_Prompt_
Return all of the data exactly, with nothing left out but the pictures.

++++++++++++++++++++

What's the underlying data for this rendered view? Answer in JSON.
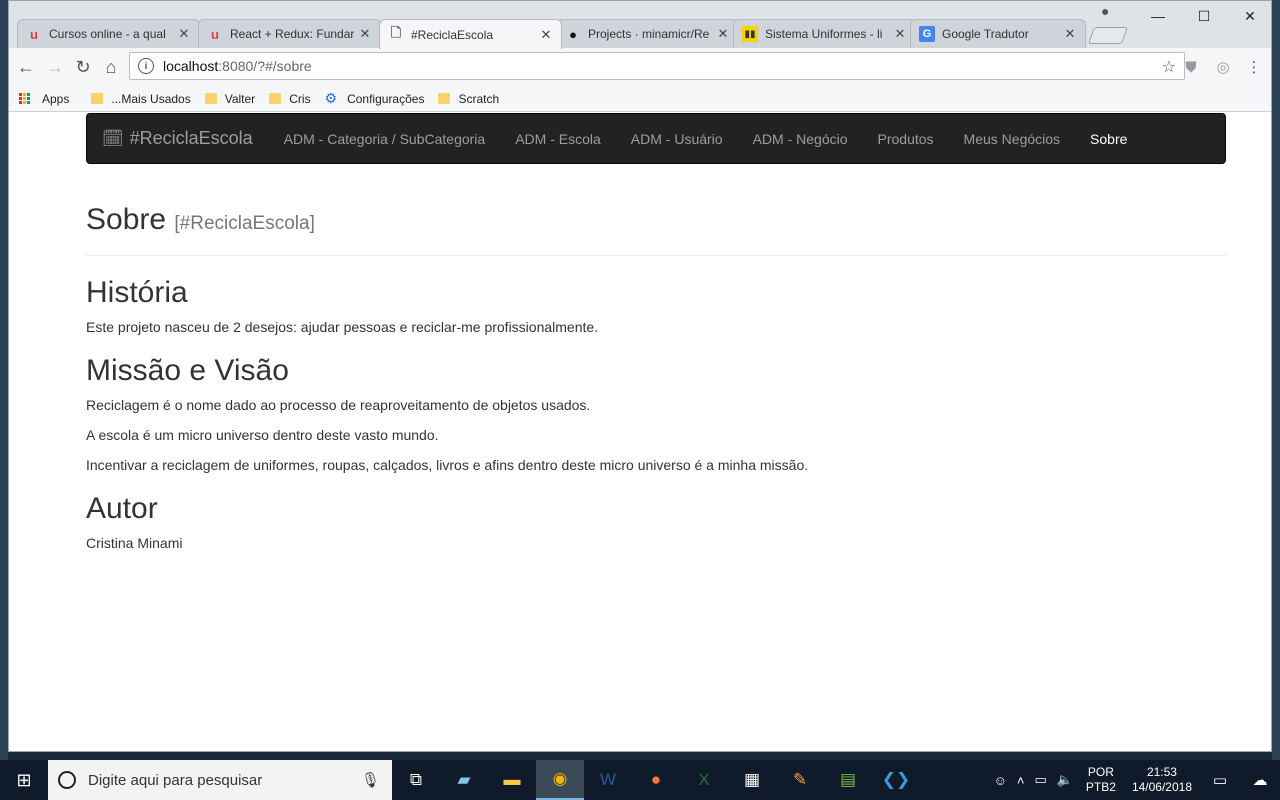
{
  "browser": {
    "tabs": [
      {
        "title": "Cursos online - a qual",
        "favicon": "udemy-icon",
        "active": false
      },
      {
        "title": "React + Redux: Fundar",
        "favicon": "udemy-icon",
        "active": false
      },
      {
        "title": "#ReciclaEscola",
        "favicon": "page-icon",
        "active": true
      },
      {
        "title": "Projects · minamicr/Re",
        "favicon": "github-icon",
        "active": false
      },
      {
        "title": "Sistema Uniformes - li",
        "favicon": "trello-icon",
        "active": false
      },
      {
        "title": "Google Tradutor",
        "favicon": "google-translate-icon",
        "active": false
      }
    ],
    "url_host": "localhost",
    "url_path": ":8080/?#/sobre",
    "bookmarks": [
      {
        "label": "Apps",
        "icon": "apps-grid-icon"
      },
      {
        "label": "...Mais Usados",
        "icon": "folder-icon"
      },
      {
        "label": "Valter",
        "icon": "folder-icon"
      },
      {
        "label": "Cris",
        "icon": "folder-icon"
      },
      {
        "label": "Configurações",
        "icon": "gear-icon"
      },
      {
        "label": "Scratch",
        "icon": "folder-icon"
      }
    ]
  },
  "app": {
    "brand": "#ReciclaEscola",
    "nav": [
      {
        "label": "ADM - Categoria / SubCategoria",
        "active": false
      },
      {
        "label": "ADM - Escola",
        "active": false
      },
      {
        "label": "ADM - Usuário",
        "active": false
      },
      {
        "label": "ADM - Negócio",
        "active": false
      },
      {
        "label": "Produtos",
        "active": false
      },
      {
        "label": "Meus Negócios",
        "active": false
      },
      {
        "label": "Sobre",
        "active": true
      }
    ],
    "header": {
      "title": "Sobre",
      "subtitle": "[#ReciclaEscola]"
    },
    "sections": [
      {
        "heading": "História",
        "paragraphs": [
          "Este projeto nasceu de 2 desejos: ajudar pessoas e reciclar-me profissionalmente."
        ]
      },
      {
        "heading": "Missão e Visão",
        "paragraphs": [
          "Reciclagem é o nome dado ao processo de reaproveitamento de objetos usados.",
          "A escola é um micro universo dentro deste vasto mundo.",
          "Incentivar a reciclagem de uniformes, roupas, calçados, livros e afins dentro deste micro universo é a minha missão."
        ]
      },
      {
        "heading": "Autor",
        "paragraphs": [
          "Cristina Minami"
        ]
      }
    ]
  },
  "taskbar": {
    "search_placeholder": "Digite aqui para pesquisar",
    "lang_top": "POR",
    "lang_bottom": "PTB2",
    "time": "21:53",
    "date": "14/06/2018"
  },
  "colors": {
    "navbar_bg": "#222222",
    "nav_link": "#9d9d9d",
    "nav_active": "#ffffff"
  }
}
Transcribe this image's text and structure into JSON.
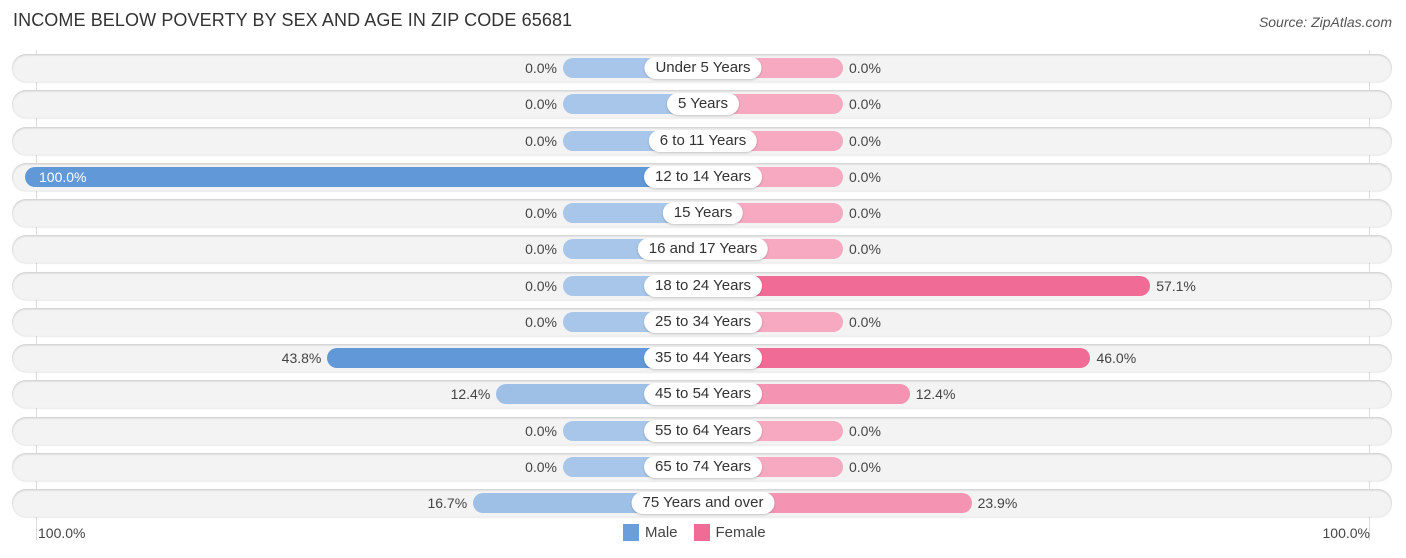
{
  "title": "INCOME BELOW POVERTY BY SEX AND AGE IN ZIP CODE 65681",
  "source": "Source: ZipAtlas.com",
  "colors": {
    "male_strong": "#6199d8",
    "male_light": "#a8c6e9",
    "female_strong": "#f06b95",
    "female_light": "#f6a9c1"
  },
  "axis": {
    "left_label": "100.0%",
    "right_label": "100.0%"
  },
  "legend": [
    {
      "label": "Male",
      "color": "#6a9fdc"
    },
    {
      "label": "Female",
      "color": "#f06b95"
    }
  ],
  "chart_data": {
    "type": "bar",
    "title": "INCOME BELOW POVERTY BY SEX AND AGE IN ZIP CODE 65681",
    "orientation": "horizontal-diverging",
    "xlim": [
      0,
      100
    ],
    "categories": [
      "Under 5 Years",
      "5 Years",
      "6 to 11 Years",
      "12 to 14 Years",
      "15 Years",
      "16 and 17 Years",
      "18 to 24 Years",
      "25 to 34 Years",
      "35 to 44 Years",
      "45 to 54 Years",
      "55 to 64 Years",
      "65 to 74 Years",
      "75 Years and over"
    ],
    "series": [
      {
        "name": "Male",
        "values": [
          0.0,
          0.0,
          0.0,
          100.0,
          0.0,
          0.0,
          0.0,
          0.0,
          43.8,
          12.4,
          0.0,
          0.0,
          16.7
        ],
        "labels": [
          "0.0%",
          "0.0%",
          "0.0%",
          "100.0%",
          "0.0%",
          "0.0%",
          "0.0%",
          "0.0%",
          "43.8%",
          "12.4%",
          "0.0%",
          "0.0%",
          "16.7%"
        ]
      },
      {
        "name": "Female",
        "values": [
          0.0,
          0.0,
          0.0,
          0.0,
          0.0,
          0.0,
          57.1,
          0.0,
          46.0,
          12.4,
          0.0,
          0.0,
          23.9
        ],
        "labels": [
          "0.0%",
          "0.0%",
          "0.0%",
          "0.0%",
          "0.0%",
          "0.0%",
          "57.1%",
          "0.0%",
          "46.0%",
          "12.4%",
          "0.0%",
          "0.0%",
          "23.9%"
        ]
      }
    ],
    "legend_position": "bottom-center"
  }
}
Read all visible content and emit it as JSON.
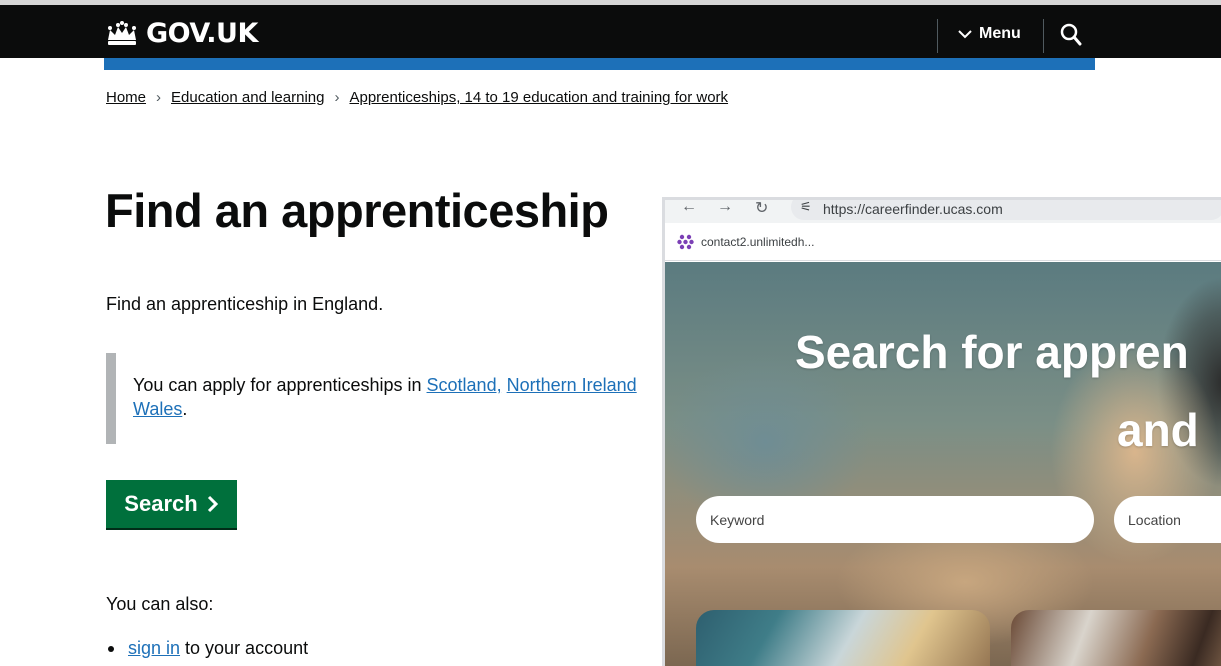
{
  "header": {
    "logo_text": "GOV.UK",
    "menu_label": "Menu",
    "brand_blue": "#1d70b8",
    "header_bg": "#0b0c0c"
  },
  "breadcrumb": {
    "items": [
      "Home",
      "Education and learning",
      "Apprenticeships, 14 to 19 education and training for work"
    ]
  },
  "main": {
    "title": "Find an apprenticeship",
    "lead": "Find an apprenticeship in England.",
    "inset": {
      "prefix": "You can apply for apprenticeships in ",
      "link_scotland": "Scotland,",
      "link_ni": "Northern Ireland",
      "link_wales": "Wales",
      "suffix": "."
    },
    "search_button": "Search",
    "button_color": "#00703c",
    "also_label": "You can also:",
    "list": [
      {
        "link": "sign in",
        "text": "to your account"
      }
    ]
  },
  "overlay": {
    "url": "https://careerfinder.ucas.com",
    "bookmark_label": "contact2.unlimitedh...",
    "hero_line1": "Search for appren",
    "hero_line2": "and",
    "keyword_placeholder": "Keyword",
    "location_placeholder": "Location",
    "icons": [
      "back-arrow-icon",
      "forward-arrow-icon",
      "reload-icon",
      "site-settings-icon",
      "bookmark-favicon-icon"
    ]
  }
}
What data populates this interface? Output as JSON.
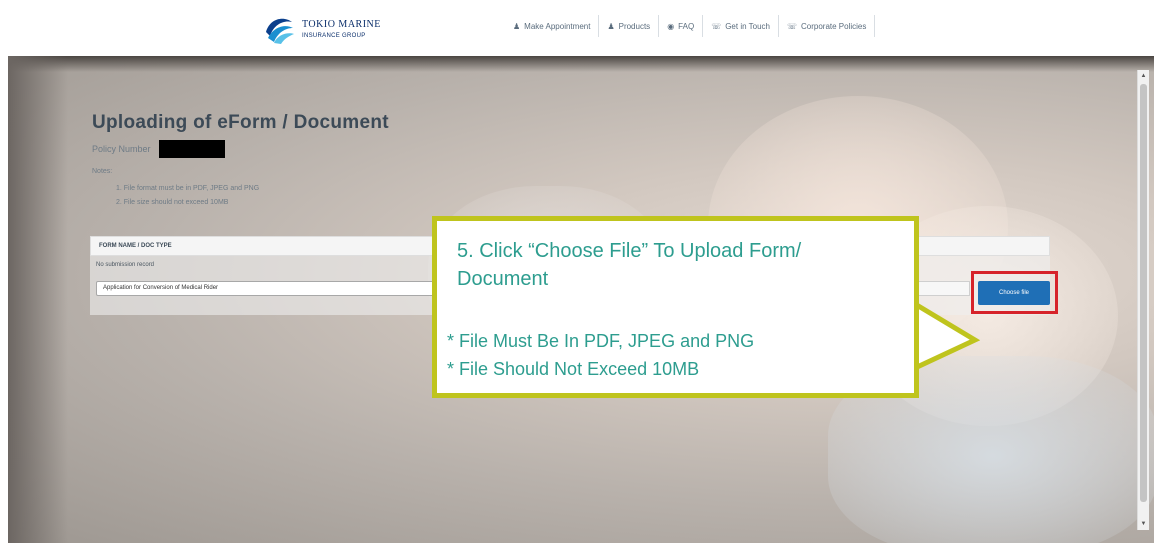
{
  "brand": {
    "name_line1": "TOKIO MARINE",
    "name_line2": "INSURANCE GROUP"
  },
  "nav": {
    "items": [
      {
        "label": "Make Appointment",
        "icon": "user-icon"
      },
      {
        "label": "Products",
        "icon": "user-icon"
      },
      {
        "label": "FAQ",
        "icon": "eye-icon"
      },
      {
        "label": "Get in Touch",
        "icon": "phone-icon"
      },
      {
        "label": "Corporate Policies",
        "icon": "phone-icon"
      }
    ]
  },
  "page": {
    "title": "Uploading of eForm / Document",
    "policy_label": "Policy Number",
    "notes_title": "Notes:",
    "notes": [
      "1. File format must be in PDF, JPEG and PNG",
      "2. File size should not exceed 10MB"
    ]
  },
  "table": {
    "header": "FORM NAME / DOC TYPE",
    "subtitle": "No submission record",
    "selected_form": "Application for Conversion of Medical Rider",
    "choose_label": "Choose file"
  },
  "callout": {
    "step": "5. Click “Choose File” To Upload Form/ Document",
    "req1": "* File Must Be In PDF, JPEG and PNG",
    "req2": "* File Should Not Exceed 10MB",
    "border_color": "#bfc41d",
    "text_color": "#2d9d8f"
  },
  "colors": {
    "accent_button": "#1f6fb6",
    "highlight": "#d6232a"
  }
}
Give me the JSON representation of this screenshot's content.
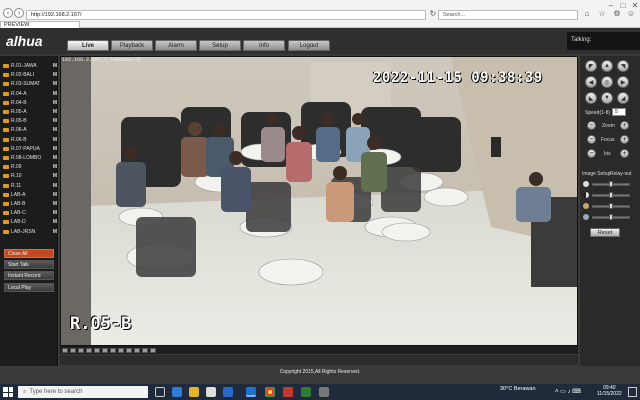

++++++++++++++++++++

_Result_
What's the underlying data for this rendered view? Answer in JSON.
{
  "browser": {
    "tabs": [
      {
        "title": "Cursos online - a qual",
        "favicon": "udemy-icon",
        "active": false
      },
      {
        "title": "React + Redux: Fundar",
        "favicon": "udemy-icon",
        "active": false
      },
      {
        "title": "#ReciclaEscola",
        "favicon": "page-icon",
        "active": true
      },
      {
        "title": "Projects · minamicr/Re",
        "favicon": "github-icon",
        "active": false
      },
      {
        "title": "Sistema Uniformes - li",
        "favicon": "trello-icon",
        "active": false
      },
      {
        "title": "Google Tradutor",
        "favicon": "google-translate-icon",
        "active": false
      }
    ],
    "url_host": "localhost",
    "url_path": ":8080/?#/sobre",
    "bookmarks": [
      {
        "label": "Apps",
        "icon": "apps-grid-icon"
      },
      {
        "label": "...Mais Usados",
        "icon": "folder-icon"
      },
      {
        "label": "Valter",
        "icon": "folder-icon"
      },
      {
        "label": "Cris",
        "icon": "folder-icon"
      },
      {
        "label": "Configurações",
        "icon": "gear-icon"
      },
      {
        "label": "Scratch",
        "icon": "folder-icon"
      }
    ]
  },
  "app": {
    "brand": "#ReciclaEscola",
    "nav": [
      {
        "label": "ADM - Categoria / SubCategoria",
        "active": false
      },
      {
        "label": "ADM - Escola",
        "active": false
      },
      {
        "label": "ADM - Usuário",
        "active": false
      },
      {
        "label": "ADM - Negócio",
        "active": false
      },
      {
        "label": "Produtos",
        "active": false
      },
      {
        "label": "Meus Negócios",
        "active": false
      },
      {
        "label": "Sobre",
        "active": true
      }
    ],
    "header": {
      "title": "Sobre",
      "subtitle": "[#ReciclaEscola]"
    },
    "sections": [
      {
        "heading": "História",
        "paragraphs": [
          "Este projeto nasceu de 2 desejos: ajudar pessoas e reciclar-me profissionalmente."
        ]
      },
      {
        "heading": "Missão e Visão",
        "paragraphs": [
          "Reciclagem é o nome dado ao processo de reaproveitamento de objetos usados.",
          "A escola é um micro universo dentro deste vasto mundo.",
          "Incentivar a reciclagem de uniformes, roupas, calçados, livros e afins dentro deste micro universo é a minha missão."
        ]
      },
      {
        "heading": "Autor",
        "paragraphs": [
          "Cristina Minami"
        ]
      }
    ]
  },
  "taskbar": {
    "search_placeholder": "Digite aqui para pesquisar",
    "lang_top": "POR",
    "lang_bottom": "PTB2",
    "time": "21:53",
    "date": "14/06/2018"
  },
  "colors": {
    "navbar_bg": "#222222",
    "nav_link": "#9d9d9d",
    "nav_active": "#ffffff"
  }
}
Transcribe this image's text and structure into JSON.
{
  "title": "INCOME BELOW POVERTY BY SEX AND AGE IN ZIP CODE 65681",
  "source": "Source: ZipAtlas.com",
  "colors": {
    "male_strong": "#6199d8",
    "male_light": "#a8c6e9",
    "female_strong": "#f06b95",
    "female_light": "#f6a9c1"
  },
  "axis": {
    "left_label": "100.0%",
    "right_label": "100.0%"
  },
  "legend": [
    {
      "label": "Male",
      "color": "#6a9fdc"
    },
    {
      "label": "Female",
      "color": "#f06b95"
    }
  ],
  "chart_data": {
    "type": "bar",
    "title": "INCOME BELOW POVERTY BY SEX AND AGE IN ZIP CODE 65681",
    "orientation": "horizontal-diverging",
    "xlim": [
      0,
      100
    ],
    "categories": [
      "Under 5 Years",
      "5 Years",
      "6 to 11 Years",
      "12 to 14 Years",
      "15 Years",
      "16 and 17 Years",
      "18 to 24 Years",
      "25 to 34 Years",
      "35 to 44 Years",
      "45 to 54 Years",
      "55 to 64 Years",
      "65 to 74 Years",
      "75 Years and over"
    ],
    "series": [
      {
        "name": "Male",
        "values": [
          0.0,
          0.0,
          0.0,
          100.0,
          0.0,
          0.0,
          0.0,
          0.0,
          43.8,
          12.4,
          0.0,
          0.0,
          16.7
        ],
        "labels": [
          "0.0%",
          "0.0%",
          "0.0%",
          "100.0%",
          "0.0%",
          "0.0%",
          "0.0%",
          "0.0%",
          "43.8%",
          "12.4%",
          "0.0%",
          "0.0%",
          "16.7%"
        ]
      },
      {
        "name": "Female",
        "values": [
          0.0,
          0.0,
          0.0,
          0.0,
          0.0,
          0.0,
          57.1,
          0.0,
          46.0,
          12.4,
          0.0,
          0.0,
          23.9
        ],
        "labels": [
          "0.0%",
          "0.0%",
          "0.0%",
          "0.0%",
          "0.0%",
          "0.0%",
          "57.1%",
          "0.0%",
          "46.0%",
          "12.4%",
          "0.0%",
          "0.0%",
          "23.9%"
        ]
      }
    ],
    "legend_position": "bottom-center"
  }
}
Read all visible content and emit it as JSON.
{
  "header": {
    "logo_text": "GOV.UK",
    "menu_label": "Menu",
    "brand_blue": "#1d70b8",
    "header_bg": "#0b0c0c"
  },
  "breadcrumb": {
    "items": [
      "Home",
      "Education and learning",
      "Apprenticeships, 14 to 19 education and training for work"
    ]
  },
  "main": {
    "title": "Find an apprenticeship",
    "lead": "Find an apprenticeship in England.",
    "inset": {
      "prefix": "You can apply for apprenticeships in ",
      "link_scotland": "Scotland,",
      "link_ni": "Northern Ireland",
      "link_wales": "Wales",
      "suffix": "."
    },
    "search_button": "Search",
    "button_color": "#00703c",
    "also_label": "You can also:",
    "list": [
      {
        "link": "sign in",
        "text": "to your account"
      }
    ]
  },
  "overlay": {
    "url": "https://careerfinder.ucas.com",
    "bookmark_label": "contact2.unlimitedh...",
    "hero_line1": "Search for appren",
    "hero_line2": "and",
    "keyword_placeholder": "Keyword",
    "location_placeholder": "Location",
    "icons": [
      "back-arrow-icon",
      "forward-arrow-icon",
      "reload-icon",
      "site-settings-icon",
      "bookmark-favicon-icon"
    ]
  }
}
What data populates this interface? Output as JSON.
{
  "brand": {
    "name_line1": "TOKIO MARINE",
    "name_line2": "INSURANCE GROUP"
  },
  "nav": {
    "items": [
      {
        "label": "Make Appointment",
        "icon": "user-icon"
      },
      {
        "label": "Products",
        "icon": "user-icon"
      },
      {
        "label": "FAQ",
        "icon": "eye-icon"
      },
      {
        "label": "Get in Touch",
        "icon": "phone-icon"
      },
      {
        "label": "Corporate Policies",
        "icon": "phone-icon"
      }
    ]
  },
  "page": {
    "title": "Uploading of eForm / Document",
    "policy_label": "Policy Number",
    "notes_title": "Notes:",
    "notes": [
      "1. File format must be in PDF, JPEG and PNG",
      "2. File size should not exceed 10MB"
    ]
  },
  "table": {
    "header": "FORM NAME / DOC TYPE",
    "subtitle": "No submission record",
    "selected_form": "Application for Conversion of Medical Rider",
    "choose_label": "Choose file"
  },
  "callout": {
    "step": "5. Click “Choose File” To Upload Form/ Document",
    "req1": "* File Must Be In PDF, JPEG and PNG",
    "req2": "* File Should Not Exceed 10MB",
    "border_color": "#bfc41d",
    "text_color": "#2d9d8f"
  },
  "colors": {
    "accent_button": "#1f6fb6",
    "highlight": "#d6232a"
  }
}
Give me the JSON representation of this screenshot's content.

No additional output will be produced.